> [Task details] Return every line of the material exactly.
>> Start Data excerpts
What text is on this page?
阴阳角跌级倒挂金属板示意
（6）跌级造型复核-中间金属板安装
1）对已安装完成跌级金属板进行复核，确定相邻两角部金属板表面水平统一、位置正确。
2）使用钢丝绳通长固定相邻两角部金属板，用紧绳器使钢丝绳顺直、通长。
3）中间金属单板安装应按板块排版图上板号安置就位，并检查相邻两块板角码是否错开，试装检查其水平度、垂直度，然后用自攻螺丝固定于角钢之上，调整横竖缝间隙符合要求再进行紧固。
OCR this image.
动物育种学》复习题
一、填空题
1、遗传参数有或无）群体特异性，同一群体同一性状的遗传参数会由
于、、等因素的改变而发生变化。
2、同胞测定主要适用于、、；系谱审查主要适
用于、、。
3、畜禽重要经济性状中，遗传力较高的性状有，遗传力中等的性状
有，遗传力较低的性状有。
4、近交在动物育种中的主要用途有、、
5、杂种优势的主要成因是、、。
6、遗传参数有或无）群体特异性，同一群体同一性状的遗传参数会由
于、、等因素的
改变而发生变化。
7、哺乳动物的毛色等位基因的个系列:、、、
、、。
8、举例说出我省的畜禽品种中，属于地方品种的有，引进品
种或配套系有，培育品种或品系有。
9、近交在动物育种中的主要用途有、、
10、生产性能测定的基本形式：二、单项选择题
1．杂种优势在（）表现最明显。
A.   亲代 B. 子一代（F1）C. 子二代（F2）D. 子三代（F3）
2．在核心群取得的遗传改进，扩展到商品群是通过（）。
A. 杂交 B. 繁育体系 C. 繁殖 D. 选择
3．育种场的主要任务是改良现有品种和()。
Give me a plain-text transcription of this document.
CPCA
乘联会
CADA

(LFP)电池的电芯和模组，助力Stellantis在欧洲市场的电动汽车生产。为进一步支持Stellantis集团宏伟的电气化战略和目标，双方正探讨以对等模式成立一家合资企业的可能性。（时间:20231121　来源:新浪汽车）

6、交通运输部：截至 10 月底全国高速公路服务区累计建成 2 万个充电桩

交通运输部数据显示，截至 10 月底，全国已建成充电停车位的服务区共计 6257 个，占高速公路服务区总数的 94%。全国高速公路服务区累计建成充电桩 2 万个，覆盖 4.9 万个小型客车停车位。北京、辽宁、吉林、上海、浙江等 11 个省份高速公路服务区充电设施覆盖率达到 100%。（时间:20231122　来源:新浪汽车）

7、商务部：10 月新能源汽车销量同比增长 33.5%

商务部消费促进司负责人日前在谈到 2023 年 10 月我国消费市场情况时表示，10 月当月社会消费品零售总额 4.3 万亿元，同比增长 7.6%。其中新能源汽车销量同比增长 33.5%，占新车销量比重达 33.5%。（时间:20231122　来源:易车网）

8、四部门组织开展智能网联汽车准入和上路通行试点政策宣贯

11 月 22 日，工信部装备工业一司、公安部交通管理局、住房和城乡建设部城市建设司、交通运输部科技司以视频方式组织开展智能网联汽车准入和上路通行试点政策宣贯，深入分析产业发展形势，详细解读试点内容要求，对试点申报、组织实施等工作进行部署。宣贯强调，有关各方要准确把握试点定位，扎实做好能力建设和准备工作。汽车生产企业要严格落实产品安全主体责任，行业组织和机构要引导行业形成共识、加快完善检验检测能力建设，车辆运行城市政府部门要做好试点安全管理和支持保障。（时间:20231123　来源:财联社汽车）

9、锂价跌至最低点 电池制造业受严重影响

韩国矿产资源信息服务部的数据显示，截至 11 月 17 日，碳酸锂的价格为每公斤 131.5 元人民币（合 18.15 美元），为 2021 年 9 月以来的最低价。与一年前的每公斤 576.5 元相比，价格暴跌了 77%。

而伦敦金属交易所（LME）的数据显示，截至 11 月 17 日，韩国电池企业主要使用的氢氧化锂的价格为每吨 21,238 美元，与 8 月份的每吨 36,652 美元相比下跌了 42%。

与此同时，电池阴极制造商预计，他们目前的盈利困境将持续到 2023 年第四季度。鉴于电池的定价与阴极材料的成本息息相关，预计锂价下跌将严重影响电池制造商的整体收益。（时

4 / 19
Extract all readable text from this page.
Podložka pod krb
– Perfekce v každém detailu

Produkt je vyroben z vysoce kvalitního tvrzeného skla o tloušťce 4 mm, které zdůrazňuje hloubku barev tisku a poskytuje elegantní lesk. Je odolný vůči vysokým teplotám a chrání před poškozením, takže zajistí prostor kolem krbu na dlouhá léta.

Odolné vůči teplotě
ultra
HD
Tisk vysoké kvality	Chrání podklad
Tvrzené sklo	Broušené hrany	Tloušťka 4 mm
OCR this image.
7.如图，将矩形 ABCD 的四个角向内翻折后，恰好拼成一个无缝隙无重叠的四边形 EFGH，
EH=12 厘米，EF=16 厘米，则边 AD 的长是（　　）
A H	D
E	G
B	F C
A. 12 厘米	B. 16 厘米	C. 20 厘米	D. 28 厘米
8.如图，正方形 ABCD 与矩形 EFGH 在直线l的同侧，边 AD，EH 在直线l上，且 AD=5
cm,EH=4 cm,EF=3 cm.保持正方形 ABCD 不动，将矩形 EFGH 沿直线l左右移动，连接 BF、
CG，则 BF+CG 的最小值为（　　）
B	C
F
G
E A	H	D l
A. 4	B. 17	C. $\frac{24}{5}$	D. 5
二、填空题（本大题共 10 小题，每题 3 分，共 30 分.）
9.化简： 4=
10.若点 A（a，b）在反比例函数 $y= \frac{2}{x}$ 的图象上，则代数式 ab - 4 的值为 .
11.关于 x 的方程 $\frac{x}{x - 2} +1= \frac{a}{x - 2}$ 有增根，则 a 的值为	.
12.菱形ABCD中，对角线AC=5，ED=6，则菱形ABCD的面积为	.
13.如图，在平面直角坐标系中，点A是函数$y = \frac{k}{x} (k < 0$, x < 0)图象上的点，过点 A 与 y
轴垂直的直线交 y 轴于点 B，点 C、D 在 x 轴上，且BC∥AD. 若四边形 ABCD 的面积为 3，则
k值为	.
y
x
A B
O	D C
>> End Data excerpts
> [Exercise answer]
What text is on this page?
阴阳角跌级倒挂金属板示意
（6）跌级造型复核-中间金属板安装
1）对已安装完成跌级金属板进行复核，确定相邻两角部金属板表面水平统一、位置正确。
2）使用钢丝绳通长固定相邻两角部金属板，用紧绳器使钢丝绳顺直、通长。
3）中间金属单板安装应按板块排版图上板号安置就位，并检查相邻两块板角码是否错开，试装检查其水平度、垂直度，然后用自攻螺丝固定于角钢之上，调整横竖缝间隙符合要求再进行紧固。
OCR this image.
动物育种学》复习题
一、填空题
1、遗传参数有或无）群体特异性，同一群体同一性状的遗传参数会由
于、、等因素的改变而发生变化。
2、同胞测定主要适用于、、；系谱审查主要适
用于、、。
3、畜禽重要经济性状中，遗传力较高的性状有，遗传力中等的性状
有，遗传力较低的性状有。
4、近交在动物育种中的主要用途有、、
5、杂种优势的主要成因是、、。
6、遗传参数有或无）群体特异性，同一群体同一性状的遗传参数会由
于、、等因素的
改变而发生变化。
7、哺乳动物的毛色等位基因的个系列:、、、
、、。
8、举例说出我省的畜禽品种中，属于地方品种的有，引进品
种或配套系有，培育品种或品系有。
9、近交在动物育种中的主要用途有、、
10、生产性能测定的基本形式：二、单项选择题
1．杂种优势在（）表现最明显。
A.   亲代 B. 子一代（F1）C. 子二代（F2）D. 子三代（F3）
2．在核心群取得的遗传改进，扩展到商品群是通过（）。
A. 杂交 B. 繁育体系 C. 繁殖 D. 选择
3．育种场的主要任务是改良现有品种和()。
Give me a plain-text transcription of this document.
CPCA
乘联会
CADA

(LFP)电池的电芯和模组，助力Stellantis在欧洲市场的电动汽车生产。为进一步支持Stellantis集团宏伟的电气化战略和目标，双方正探讨以对等模式成立一家合资企业的可能性。（时间:20231121　来源:新浪汽车）

6、交通运输部：截至 10 月底全国高速公路服务区累计建成 2 万个充电桩

交通运输部数据显示，截至 10 月底，全国已建成充电停车位的服务区共计 6257 个，占高速公路服务区总数的 94%。全国高速公路服务区累计建成充电桩 2 万个，覆盖 4.9 万个小型客车停车位。北京、辽宁、吉林、上海、浙江等 11 个省份高速公路服务区充电设施覆盖率达到 100%。（时间:20231122　来源:新浪汽车）

7、商务部：10 月新能源汽车销量同比增长 33.5%

商务部消费促进司负责人日前在谈到 2023 年 10 月我国消费市场情况时表示，10 月当月社会消费品零售总额 4.3 万亿元，同比增长 7.6%。其中新能源汽车销量同比增长 33.5%，占新车销量比重达 33.5%。（时间:20231122　来源:易车网）

8、四部门组织开展智能网联汽车准入和上路通行试点政策宣贯

11 月 22 日，工信部装备工业一司、公安部交通管理局、住房和城乡建设部城市建设司、交通运输部科技司以视频方式组织开展智能网联汽车准入和上路通行试点政策宣贯，深入分析产业发展形势，详细解读试点内容要求，对试点申报、组织实施等工作进行部署。宣贯强调，有关各方要准确把握试点定位，扎实做好能力建设和准备工作。汽车生产企业要严格落实产品安全主体责任，行业组织和机构要引导行业形成共识、加快完善检验检测能力建设，车辆运行城市政府部门要做好试点安全管理和支持保障。（时间:20231123　来源:财联社汽车）

9、锂价跌至最低点 电池制造业受严重影响

韩国矿产资源信息服务部的数据显示，截至 11 月 17 日，碳酸锂的价格为每公斤 131.5 元人民币（合 18.15 美元），为 2021 年 9 月以来的最低价。与一年前的每公斤 576.5 元相比，价格暴跌了 77%。

而伦敦金属交易所（LME）的数据显示，截至 11 月 17 日，韩国电池企业主要使用的氢氧化锂的价格为每吨 21,238 美元，与 8 月份的每吨 36,652 美元相比下跌了 42%。

与此同时，电池阴极制造商预计，他们目前的盈利困境将持续到 2023 年第四季度。鉴于电池的定价与阴极材料的成本息息相关，预计锂价下跌将严重影响电池制造商的整体收益。（时

4 / 19
Extract all readable text from this page.
Podložka pod krb
– Perfekce v každém detailu

Produkt je vyroben z vysoce kvalitního tvrzeného skla o tloušťce 4 mm, které zdůrazňuje hloubku barev tisku a poskytuje elegantní lesk. Je odolný vůči vysokým teplotám a chrání před poškozením, takže zajistí prostor kolem krbu na dlouhá léta.

Odolné vůči teplotě
ultra
HD
Tisk vysoké kvality	Chrání podklad
Tvrzené sklo	Broušené hrany	Tloušťka 4 mm
OCR this image.
7.如图，将矩形 ABCD 的四个角向内翻折后，恰好拼成一个无缝隙无重叠的四边形 EFGH，
EH=12 厘米，EF=16 厘米，则边 AD 的长是（　　）
A H	D
E	G
B	F C
A. 12 厘米	B. 16 厘米	C. 20 厘米	D. 28 厘米
8.如图，正方形 ABCD 与矩形 EFGH 在直线l的同侧，边 AD，EH 在直线l上，且 AD=5
cm,EH=4 cm,EF=3 cm.保持正方形 ABCD 不动，将矩形 EFGH 沿直线l左右移动，连接 BF、
CG，则 BF+CG 的最小值为（　　）
B	C
F
G
E A	H	D l
A. 4	B. 17	C. $\frac{24}{5}$	D. 5
二、填空题（本大题共 10 小题，每题 3 分，共 30 分.）
9.化简： 4=
10.若点 A（a，b）在反比例函数 $y= \frac{2}{x}$ 的图象上，则代数式 ab - 4 的值为 .
11.关于 x 的方程 $\frac{x}{x - 2} +1= \frac{a}{x - 2}$ 有增根，则 a 的值为	.
12.菱形ABCD中，对角线AC=5，ED=6，则菱形ABCD的面积为	.
13.如图，在平面直角坐标系中，点A是函数$y = \frac{k}{x} (k < 0$, x < 0)图象上的点，过点 A 与 y
轴垂直的直线交 y 轴于点 B，点 C、D 在 x 轴上，且BC∥AD. 若四边形 ABCD 的面积为 3，则
k值为	.
y
x
A B
O	D C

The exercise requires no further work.